Copy all of the records below verbatim.

Records from a collection of figures
[Start]

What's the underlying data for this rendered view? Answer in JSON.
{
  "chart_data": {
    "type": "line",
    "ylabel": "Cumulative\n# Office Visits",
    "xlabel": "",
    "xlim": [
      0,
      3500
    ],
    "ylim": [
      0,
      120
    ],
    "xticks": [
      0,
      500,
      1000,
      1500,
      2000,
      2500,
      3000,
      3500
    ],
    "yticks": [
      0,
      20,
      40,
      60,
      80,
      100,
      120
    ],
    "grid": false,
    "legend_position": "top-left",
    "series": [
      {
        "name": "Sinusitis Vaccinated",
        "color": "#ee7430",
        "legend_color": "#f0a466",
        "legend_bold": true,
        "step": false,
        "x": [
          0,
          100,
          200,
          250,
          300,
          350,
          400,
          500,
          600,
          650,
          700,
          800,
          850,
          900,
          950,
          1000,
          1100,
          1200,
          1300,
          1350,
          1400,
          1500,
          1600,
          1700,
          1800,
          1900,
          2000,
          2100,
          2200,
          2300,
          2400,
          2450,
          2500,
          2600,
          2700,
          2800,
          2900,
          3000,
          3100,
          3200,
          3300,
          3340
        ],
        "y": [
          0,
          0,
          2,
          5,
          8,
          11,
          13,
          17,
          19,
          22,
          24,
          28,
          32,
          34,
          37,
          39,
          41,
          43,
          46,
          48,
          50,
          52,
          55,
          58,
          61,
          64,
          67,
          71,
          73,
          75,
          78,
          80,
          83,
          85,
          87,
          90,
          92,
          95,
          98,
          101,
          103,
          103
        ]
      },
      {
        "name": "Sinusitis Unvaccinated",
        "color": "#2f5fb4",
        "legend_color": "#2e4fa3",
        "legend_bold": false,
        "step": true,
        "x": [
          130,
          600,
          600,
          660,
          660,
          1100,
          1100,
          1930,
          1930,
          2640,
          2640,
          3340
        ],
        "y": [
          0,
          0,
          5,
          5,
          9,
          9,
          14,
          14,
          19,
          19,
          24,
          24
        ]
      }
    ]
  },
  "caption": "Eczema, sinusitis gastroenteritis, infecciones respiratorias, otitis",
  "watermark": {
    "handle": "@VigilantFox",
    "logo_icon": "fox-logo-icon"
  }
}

[End]

== SOLUTION TO THIS TASK ==
What's the underlying data for this rendered view? Answer in JSON.
{
  "chart_data": {
    "type": "line",
    "ylabel": "Cumulative\n# Office Visits",
    "xlabel": "",
    "xlim": [
      0,
      3500
    ],
    "ylim": [
      0,
      120
    ],
    "xticks": [
      0,
      500,
      1000,
      1500,
      2000,
      2500,
      3000,
      3500
    ],
    "yticks": [
      0,
      20,
      40,
      60,
      80,
      100,
      120
    ],
    "grid": false,
    "legend_position": "top-left",
    "series": [
      {
        "name": "Sinusitis Vaccinated",
        "color": "#ee7430",
        "legend_color": "#f0a466",
        "legend_bold": true,
        "step": false,
        "x": [
          0,
          100,
          200,
          250,
          300,
          350,
          400,
          500,
          600,
          650,
          700,
          800,
          850,
          900,
          950,
          1000,
          1100,
          1200,
          1300,
          1350,
          1400,
          1500,
          1600,
          1700,
          1800,
          1900,
          2000,
          2100,
          2200,
          2300,
          2400,
          2450,
          2500,
          2600,
          2700,
          2800,
          2900,
          3000,
          3100,
          3200,
          3300,
          3340
        ],
        "y": [
          0,
          0,
          2,
          5,
          8,
          11,
          13,
          17,
          19,
          22,
          24,
          28,
          32,
          34,
          37,
          39,
          41,
          43,
          46,
          48,
          50,
          52,
          55,
          58,
          61,
          64,
          67,
          71,
          73,
          75,
          78,
          80,
          83,
          85,
          87,
          90,
          92,
          95,
          98,
          101,
          103,
          103
        ]
      },
      {
        "name": "Sinusitis Unvaccinated",
        "color": "#2f5fb4",
        "legend_color": "#2e4fa3",
        "legend_bold": false,
        "step": true,
        "x": [
          130,
          600,
          600,
          660,
          660,
          1100,
          1100,
          1930,
          1930,
          2640,
          2640,
          3340
        ],
        "y": [
          0,
          0,
          5,
          5,
          9,
          9,
          14,
          14,
          19,
          19,
          24,
          24
        ]
      }
    ]
  },
  "caption": "Eczema, sinusitis gastroenteritis, infecciones respiratorias, otitis",
  "watermark": {
    "handle": "@VigilantFox",
    "logo_icon": "fox-logo-icon"
  }
}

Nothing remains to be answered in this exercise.